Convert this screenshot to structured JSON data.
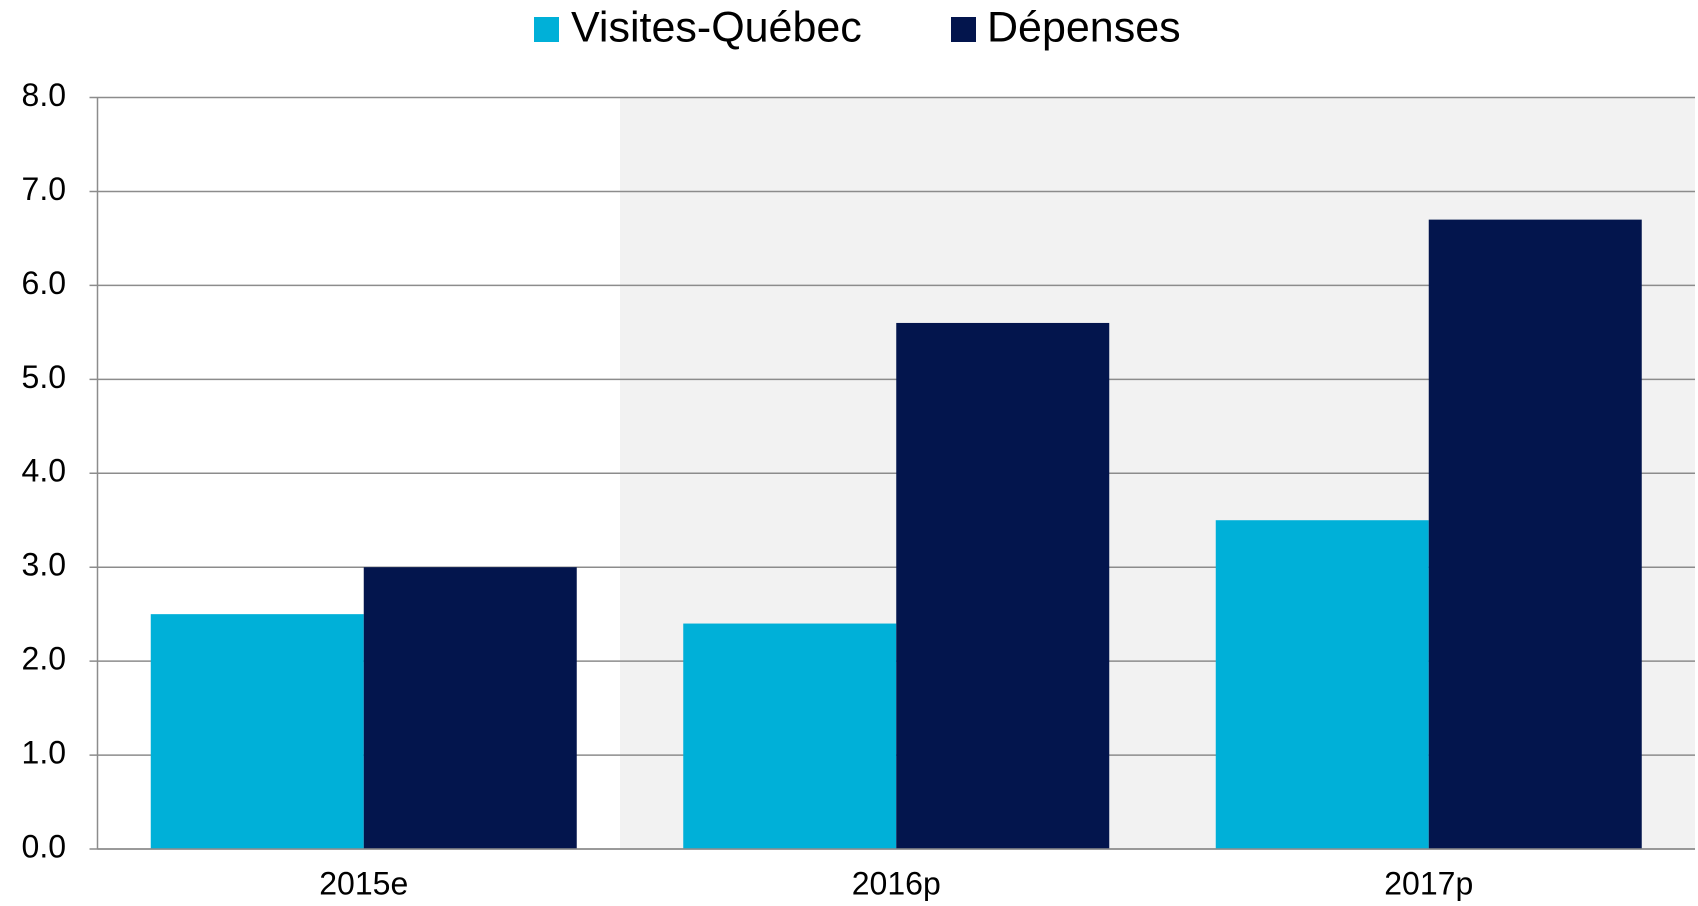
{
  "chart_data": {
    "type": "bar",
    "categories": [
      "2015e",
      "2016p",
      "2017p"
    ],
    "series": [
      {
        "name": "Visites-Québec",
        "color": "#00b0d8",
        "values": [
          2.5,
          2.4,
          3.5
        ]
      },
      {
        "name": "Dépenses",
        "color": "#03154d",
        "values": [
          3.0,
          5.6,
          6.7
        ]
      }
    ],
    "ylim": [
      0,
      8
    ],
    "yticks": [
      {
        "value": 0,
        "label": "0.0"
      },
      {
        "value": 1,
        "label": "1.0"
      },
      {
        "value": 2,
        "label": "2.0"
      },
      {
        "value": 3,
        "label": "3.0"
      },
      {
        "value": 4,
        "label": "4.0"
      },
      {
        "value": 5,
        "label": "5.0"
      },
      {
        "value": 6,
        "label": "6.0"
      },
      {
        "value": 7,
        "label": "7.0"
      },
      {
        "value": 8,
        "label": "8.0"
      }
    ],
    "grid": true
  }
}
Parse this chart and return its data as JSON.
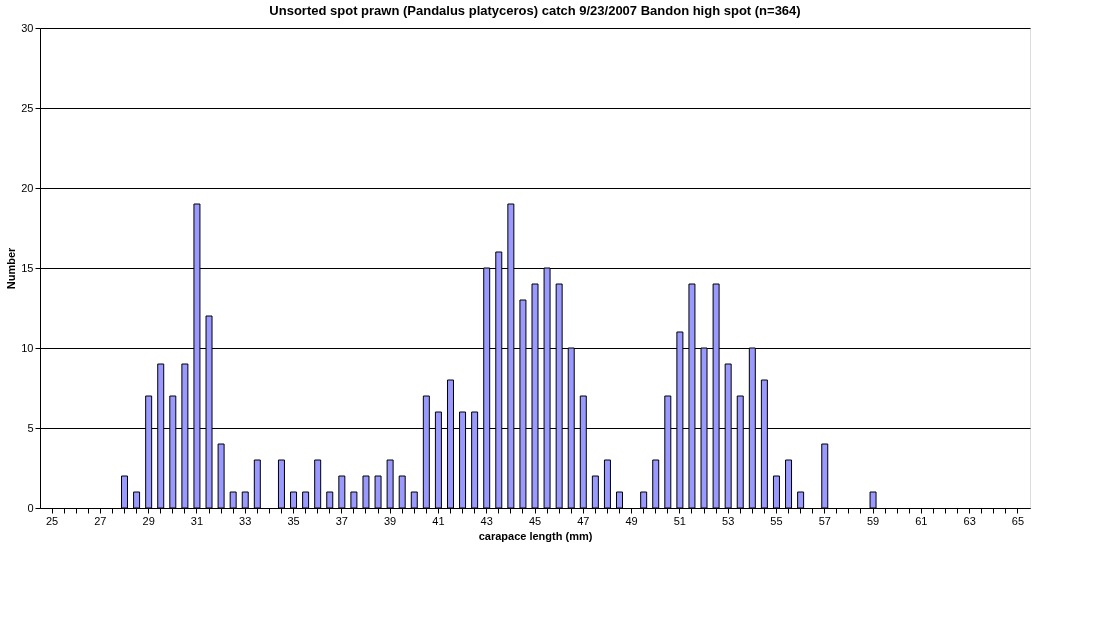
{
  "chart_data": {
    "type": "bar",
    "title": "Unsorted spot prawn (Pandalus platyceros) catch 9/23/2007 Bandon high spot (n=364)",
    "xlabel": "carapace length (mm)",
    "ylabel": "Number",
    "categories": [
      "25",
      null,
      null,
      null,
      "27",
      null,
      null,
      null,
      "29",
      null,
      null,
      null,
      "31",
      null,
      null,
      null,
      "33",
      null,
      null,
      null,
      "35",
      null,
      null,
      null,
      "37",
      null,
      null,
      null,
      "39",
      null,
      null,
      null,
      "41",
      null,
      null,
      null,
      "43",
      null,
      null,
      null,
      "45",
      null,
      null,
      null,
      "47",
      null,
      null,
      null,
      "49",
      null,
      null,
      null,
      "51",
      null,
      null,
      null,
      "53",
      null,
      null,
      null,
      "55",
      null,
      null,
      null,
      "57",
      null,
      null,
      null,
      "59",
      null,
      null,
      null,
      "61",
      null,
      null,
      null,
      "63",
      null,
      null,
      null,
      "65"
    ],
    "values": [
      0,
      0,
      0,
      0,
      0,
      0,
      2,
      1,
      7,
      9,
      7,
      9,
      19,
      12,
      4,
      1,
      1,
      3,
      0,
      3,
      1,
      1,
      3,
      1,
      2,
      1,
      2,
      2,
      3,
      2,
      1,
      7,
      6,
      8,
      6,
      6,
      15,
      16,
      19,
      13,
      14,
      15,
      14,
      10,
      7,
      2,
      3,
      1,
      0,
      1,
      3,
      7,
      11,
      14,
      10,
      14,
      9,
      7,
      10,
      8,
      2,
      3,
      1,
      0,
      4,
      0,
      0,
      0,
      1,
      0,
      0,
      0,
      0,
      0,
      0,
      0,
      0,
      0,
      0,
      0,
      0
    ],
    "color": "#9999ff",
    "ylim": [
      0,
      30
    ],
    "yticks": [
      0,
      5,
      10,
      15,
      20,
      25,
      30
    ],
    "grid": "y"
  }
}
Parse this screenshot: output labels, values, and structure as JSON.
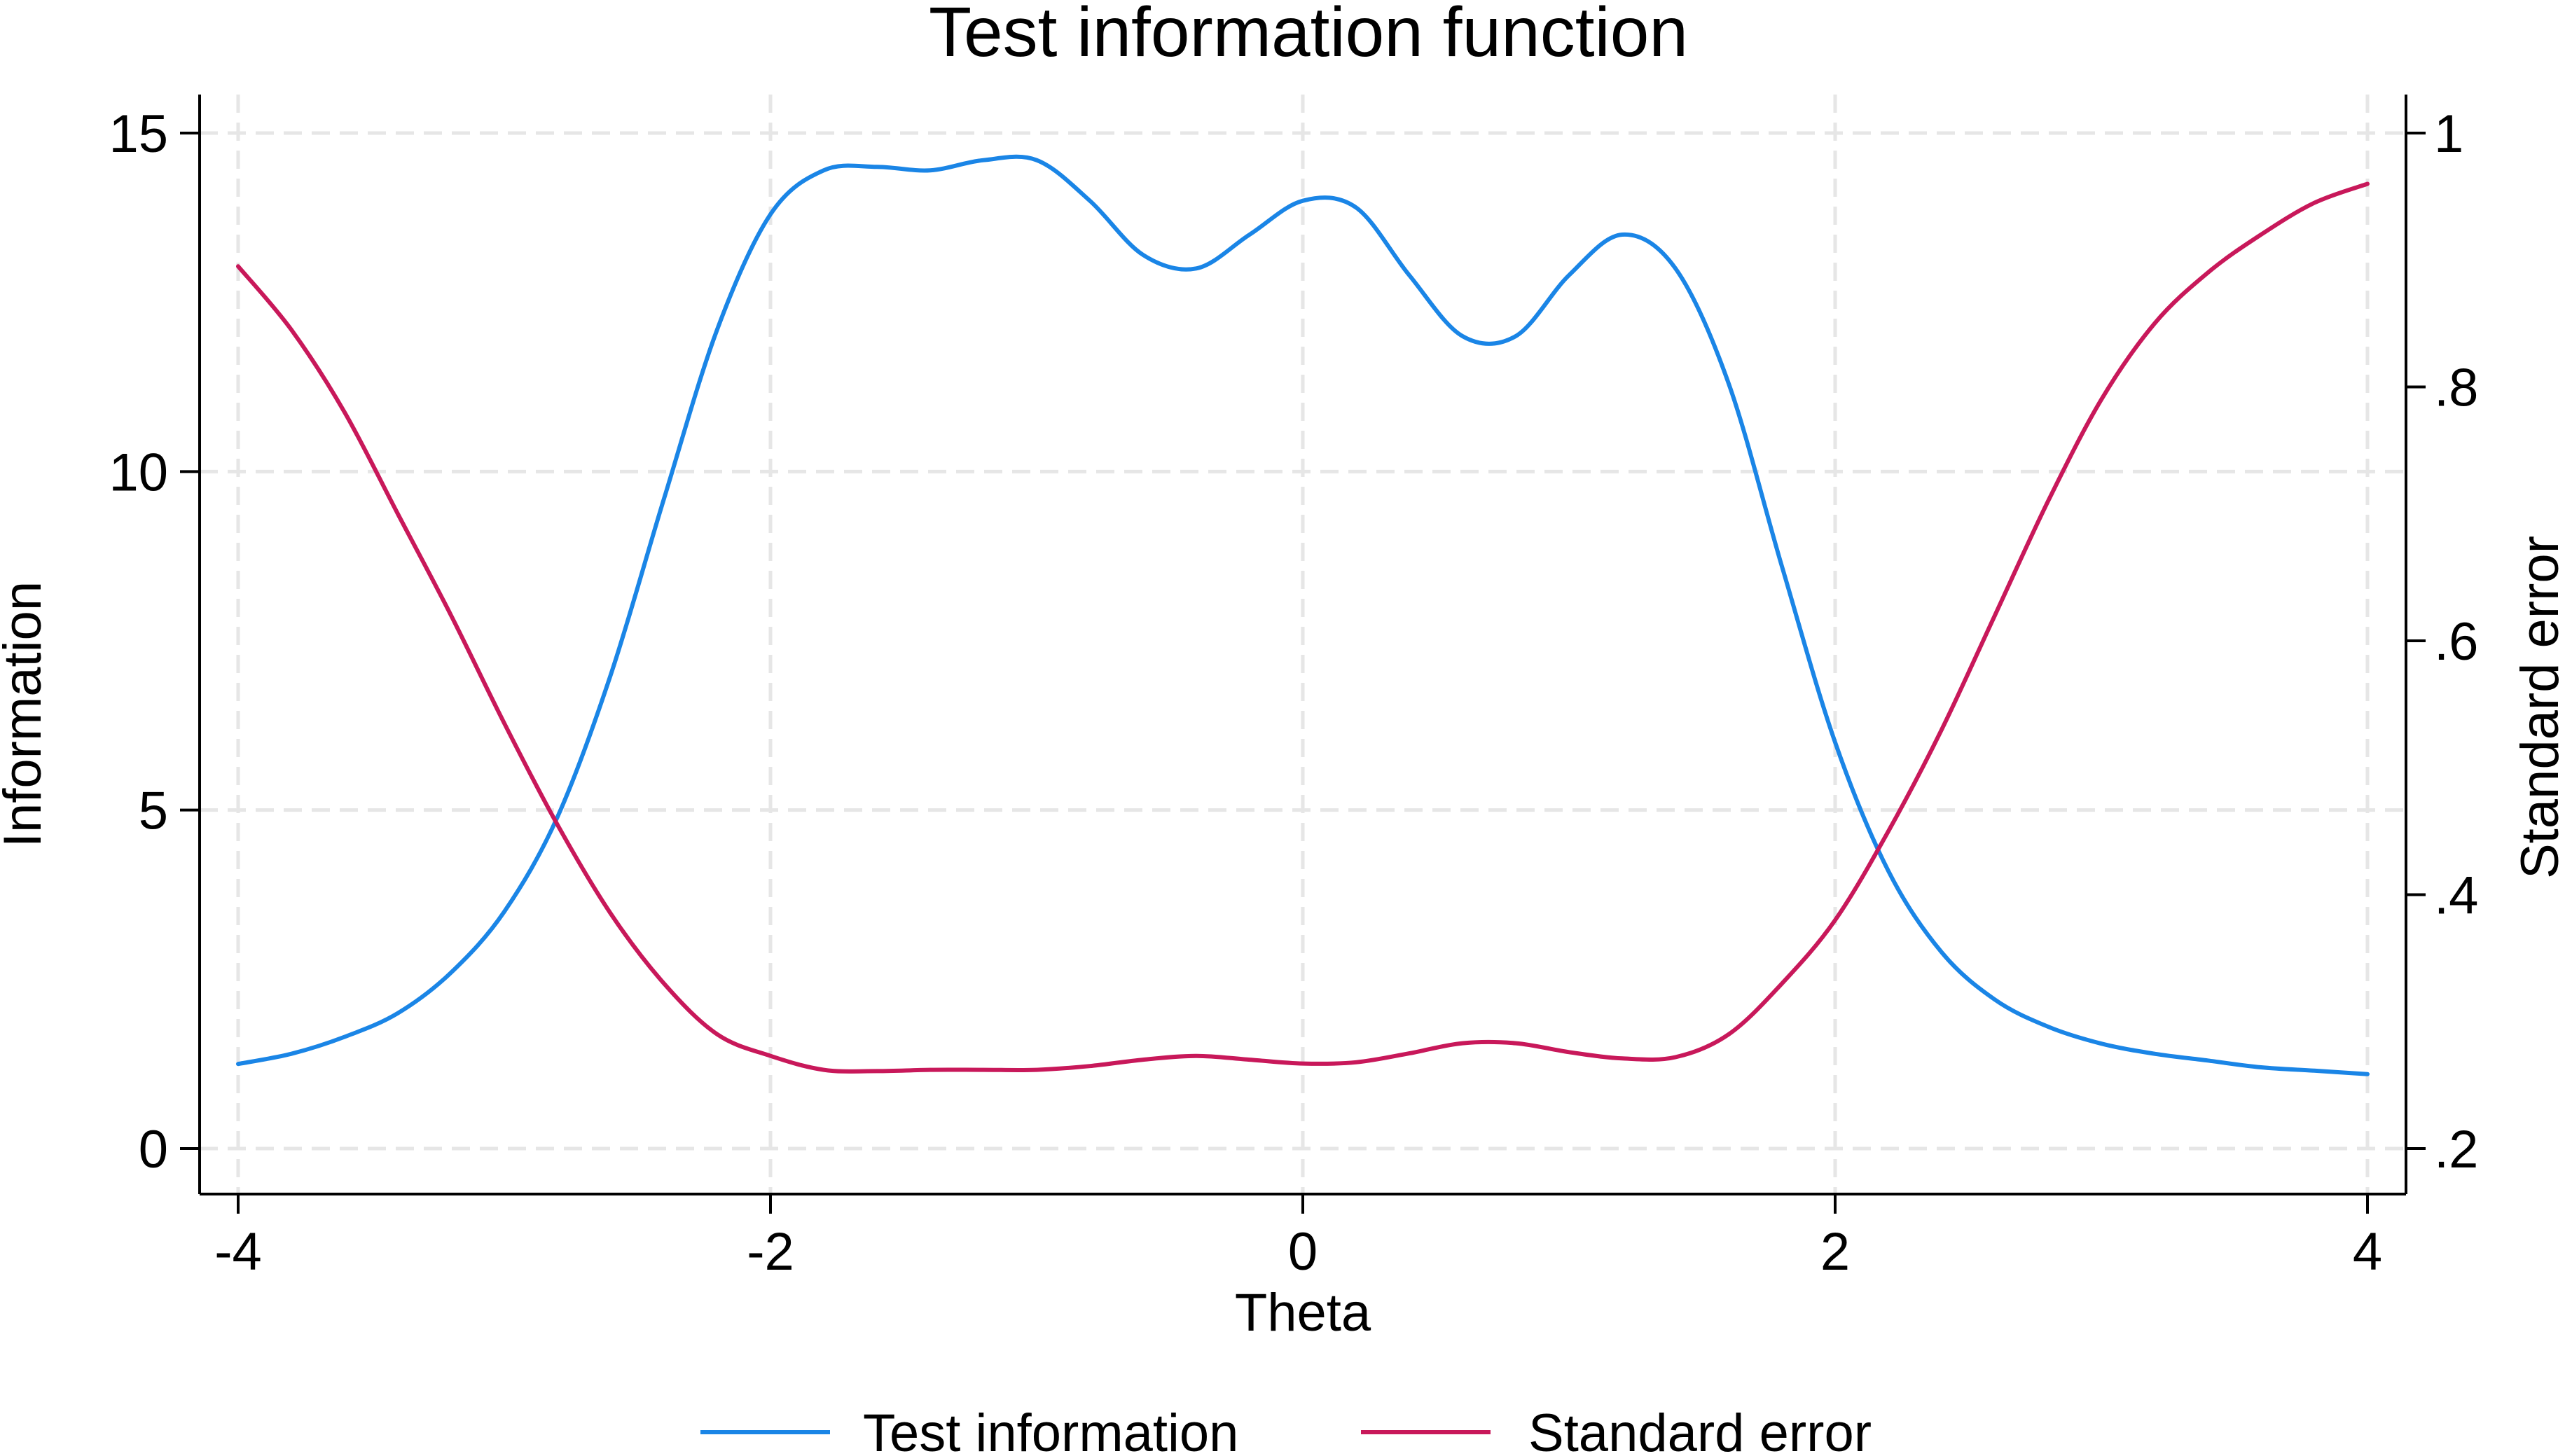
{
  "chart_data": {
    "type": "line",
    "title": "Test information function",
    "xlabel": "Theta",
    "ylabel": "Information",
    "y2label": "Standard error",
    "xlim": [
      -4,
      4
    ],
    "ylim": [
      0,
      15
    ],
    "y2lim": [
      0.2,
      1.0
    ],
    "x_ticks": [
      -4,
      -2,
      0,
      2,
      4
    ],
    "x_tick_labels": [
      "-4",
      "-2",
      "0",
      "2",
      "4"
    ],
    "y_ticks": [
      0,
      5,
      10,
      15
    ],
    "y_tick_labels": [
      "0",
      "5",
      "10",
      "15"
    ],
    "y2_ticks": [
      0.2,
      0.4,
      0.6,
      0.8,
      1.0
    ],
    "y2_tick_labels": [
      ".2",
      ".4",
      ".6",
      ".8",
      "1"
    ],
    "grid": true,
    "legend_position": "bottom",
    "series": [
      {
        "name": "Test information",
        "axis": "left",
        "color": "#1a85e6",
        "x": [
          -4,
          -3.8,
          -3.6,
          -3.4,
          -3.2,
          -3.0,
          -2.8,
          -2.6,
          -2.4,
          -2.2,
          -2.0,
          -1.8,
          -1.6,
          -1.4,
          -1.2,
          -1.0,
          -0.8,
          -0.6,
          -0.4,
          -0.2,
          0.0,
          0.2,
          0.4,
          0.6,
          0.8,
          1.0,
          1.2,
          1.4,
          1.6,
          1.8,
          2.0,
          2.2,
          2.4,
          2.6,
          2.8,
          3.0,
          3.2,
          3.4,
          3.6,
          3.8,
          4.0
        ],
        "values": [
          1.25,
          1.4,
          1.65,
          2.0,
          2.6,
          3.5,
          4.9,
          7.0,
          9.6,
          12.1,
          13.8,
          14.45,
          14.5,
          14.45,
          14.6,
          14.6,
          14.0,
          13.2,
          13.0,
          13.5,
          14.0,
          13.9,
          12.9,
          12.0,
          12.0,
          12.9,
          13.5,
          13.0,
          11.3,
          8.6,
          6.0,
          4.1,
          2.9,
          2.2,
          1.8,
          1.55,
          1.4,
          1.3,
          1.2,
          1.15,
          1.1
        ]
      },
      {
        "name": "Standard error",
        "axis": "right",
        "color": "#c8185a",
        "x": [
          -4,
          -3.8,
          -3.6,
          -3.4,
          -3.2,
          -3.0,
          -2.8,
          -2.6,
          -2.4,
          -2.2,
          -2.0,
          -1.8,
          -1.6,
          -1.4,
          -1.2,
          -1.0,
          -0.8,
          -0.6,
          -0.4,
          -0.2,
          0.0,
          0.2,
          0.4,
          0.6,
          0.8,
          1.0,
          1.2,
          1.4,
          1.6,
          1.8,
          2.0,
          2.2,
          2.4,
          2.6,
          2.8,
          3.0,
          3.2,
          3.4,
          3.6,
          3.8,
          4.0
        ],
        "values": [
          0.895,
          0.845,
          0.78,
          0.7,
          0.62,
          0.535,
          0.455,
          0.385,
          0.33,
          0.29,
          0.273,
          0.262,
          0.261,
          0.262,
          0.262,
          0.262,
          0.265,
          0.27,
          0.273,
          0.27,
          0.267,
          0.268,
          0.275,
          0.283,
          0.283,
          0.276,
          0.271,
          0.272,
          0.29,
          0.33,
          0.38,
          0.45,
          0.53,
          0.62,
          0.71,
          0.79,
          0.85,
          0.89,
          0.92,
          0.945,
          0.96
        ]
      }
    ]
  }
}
***
Exercise details:
Print all entries exactly. The images do not belong in the copy.

In response:
Convert this screenshot to structured JSON data.
{
  "chart_data": {
    "type": "bar",
    "categories": [
      "2015e",
      "2016p",
      "2017p"
    ],
    "series": [
      {
        "name": "Visites-Québec",
        "color": "#00b0d8",
        "values": [
          2.5,
          2.4,
          3.5
        ]
      },
      {
        "name": "Dépenses",
        "color": "#03154d",
        "values": [
          3.0,
          5.6,
          6.7
        ]
      }
    ],
    "ylim": [
      0,
      8
    ],
    "yticks": [
      {
        "value": 0,
        "label": "0.0"
      },
      {
        "value": 1,
        "label": "1.0"
      },
      {
        "value": 2,
        "label": "2.0"
      },
      {
        "value": 3,
        "label": "3.0"
      },
      {
        "value": 4,
        "label": "4.0"
      },
      {
        "value": 5,
        "label": "5.0"
      },
      {
        "value": 6,
        "label": "6.0"
      },
      {
        "value": 7,
        "label": "7.0"
      },
      {
        "value": 8,
        "label": "8.0"
      }
    ],
    "grid": true
  }
}
Parse this chart and return its data as JSON.
{
  "chart_data": {
    "type": "bar",
    "title": "Unsorted spot prawn (Pandalus platyceros) catch 9/23/2007 Bandon high spot (n=364)",
    "xlabel": "carapace length (mm)",
    "ylabel": "Number",
    "categories": [
      "25",
      null,
      null,
      null,
      "27",
      null,
      null,
      null,
      "29",
      null,
      null,
      null,
      "31",
      null,
      null,
      null,
      "33",
      null,
      null,
      null,
      "35",
      null,
      null,
      null,
      "37",
      null,
      null,
      null,
      "39",
      null,
      null,
      null,
      "41",
      null,
      null,
      null,
      "43",
      null,
      null,
      null,
      "45",
      null,
      null,
      null,
      "47",
      null,
      null,
      null,
      "49",
      null,
      null,
      null,
      "51",
      null,
      null,
      null,
      "53",
      null,
      null,
      null,
      "55",
      null,
      null,
      null,
      "57",
      null,
      null,
      null,
      "59",
      null,
      null,
      null,
      "61",
      null,
      null,
      null,
      "63",
      null,
      null,
      null,
      "65"
    ],
    "values": [
      0,
      0,
      0,
      0,
      0,
      0,
      2,
      1,
      7,
      9,
      7,
      9,
      19,
      12,
      4,
      1,
      1,
      3,
      0,
      3,
      1,
      1,
      3,
      1,
      2,
      1,
      2,
      2,
      3,
      2,
      1,
      7,
      6,
      8,
      6,
      6,
      15,
      16,
      19,
      13,
      14,
      15,
      14,
      10,
      7,
      2,
      3,
      1,
      0,
      1,
      3,
      7,
      11,
      14,
      10,
      14,
      9,
      7,
      10,
      8,
      2,
      3,
      1,
      0,
      4,
      0,
      0,
      0,
      1,
      0,
      0,
      0,
      0,
      0,
      0,
      0,
      0,
      0,
      0,
      0,
      0
    ],
    "color": "#9999ff",
    "ylim": [
      0,
      30
    ],
    "yticks": [
      0,
      5,
      10,
      15,
      20,
      25,
      30
    ],
    "grid": "y"
  }
}
Parse this screenshot: output labels, values, and structure as JSON.
{
  "chart_data": {
    "type": "line",
    "title": "Test information function",
    "xlabel": "Theta",
    "ylabel": "Information",
    "y2label": "Standard error",
    "xlim": [
      -4,
      4
    ],
    "ylim": [
      0,
      15
    ],
    "y2lim": [
      0.2,
      1.0
    ],
    "x_ticks": [
      -4,
      -2,
      0,
      2,
      4
    ],
    "x_tick_labels": [
      "-4",
      "-2",
      "0",
      "2",
      "4"
    ],
    "y_ticks": [
      0,
      5,
      10,
      15
    ],
    "y_tick_labels": [
      "0",
      "5",
      "10",
      "15"
    ],
    "y2_ticks": [
      0.2,
      0.4,
      0.6,
      0.8,
      1.0
    ],
    "y2_tick_labels": [
      ".2",
      ".4",
      ".6",
      ".8",
      "1"
    ],
    "grid": true,
    "legend_position": "bottom",
    "series": [
      {
        "name": "Test information",
        "axis": "left",
        "color": "#1a85e6",
        "x": [
          -4,
          -3.8,
          -3.6,
          -3.4,
          -3.2,
          -3.0,
          -2.8,
          -2.6,
          -2.4,
          -2.2,
          -2.0,
          -1.8,
          -1.6,
          -1.4,
          -1.2,
          -1.0,
          -0.8,
          -0.6,
          -0.4,
          -0.2,
          0.0,
          0.2,
          0.4,
          0.6,
          0.8,
          1.0,
          1.2,
          1.4,
          1.6,
          1.8,
          2.0,
          2.2,
          2.4,
          2.6,
          2.8,
          3.0,
          3.2,
          3.4,
          3.6,
          3.8,
          4.0
        ],
        "values": [
          1.25,
          1.4,
          1.65,
          2.0,
          2.6,
          3.5,
          4.9,
          7.0,
          9.6,
          12.1,
          13.8,
          14.45,
          14.5,
          14.45,
          14.6,
          14.6,
          14.0,
          13.2,
          13.0,
          13.5,
          14.0,
          13.9,
          12.9,
          12.0,
          12.0,
          12.9,
          13.5,
          13.0,
          11.3,
          8.6,
          6.0,
          4.1,
          2.9,
          2.2,
          1.8,
          1.55,
          1.4,
          1.3,
          1.2,
          1.15,
          1.1
        ]
      },
      {
        "name": "Standard error",
        "axis": "right",
        "color": "#c8185a",
        "x": [
          -4,
          -3.8,
          -3.6,
          -3.4,
          -3.2,
          -3.0,
          -2.8,
          -2.6,
          -2.4,
          -2.2,
          -2.0,
          -1.8,
          -1.6,
          -1.4,
          -1.2,
          -1.0,
          -0.8,
          -0.6,
          -0.4,
          -0.2,
          0.0,
          0.2,
          0.4,
          0.6,
          0.8,
          1.0,
          1.2,
          1.4,
          1.6,
          1.8,
          2.0,
          2.2,
          2.4,
          2.6,
          2.8,
          3.0,
          3.2,
          3.4,
          3.6,
          3.8,
          4.0
        ],
        "values": [
          0.895,
          0.845,
          0.78,
          0.7,
          0.62,
          0.535,
          0.455,
          0.385,
          0.33,
          0.29,
          0.273,
          0.262,
          0.261,
          0.262,
          0.262,
          0.262,
          0.265,
          0.27,
          0.273,
          0.27,
          0.267,
          0.268,
          0.275,
          0.283,
          0.283,
          0.276,
          0.271,
          0.272,
          0.29,
          0.33,
          0.38,
          0.45,
          0.53,
          0.62,
          0.71,
          0.79,
          0.85,
          0.89,
          0.92,
          0.945,
          0.96
        ]
      }
    ]
  }
}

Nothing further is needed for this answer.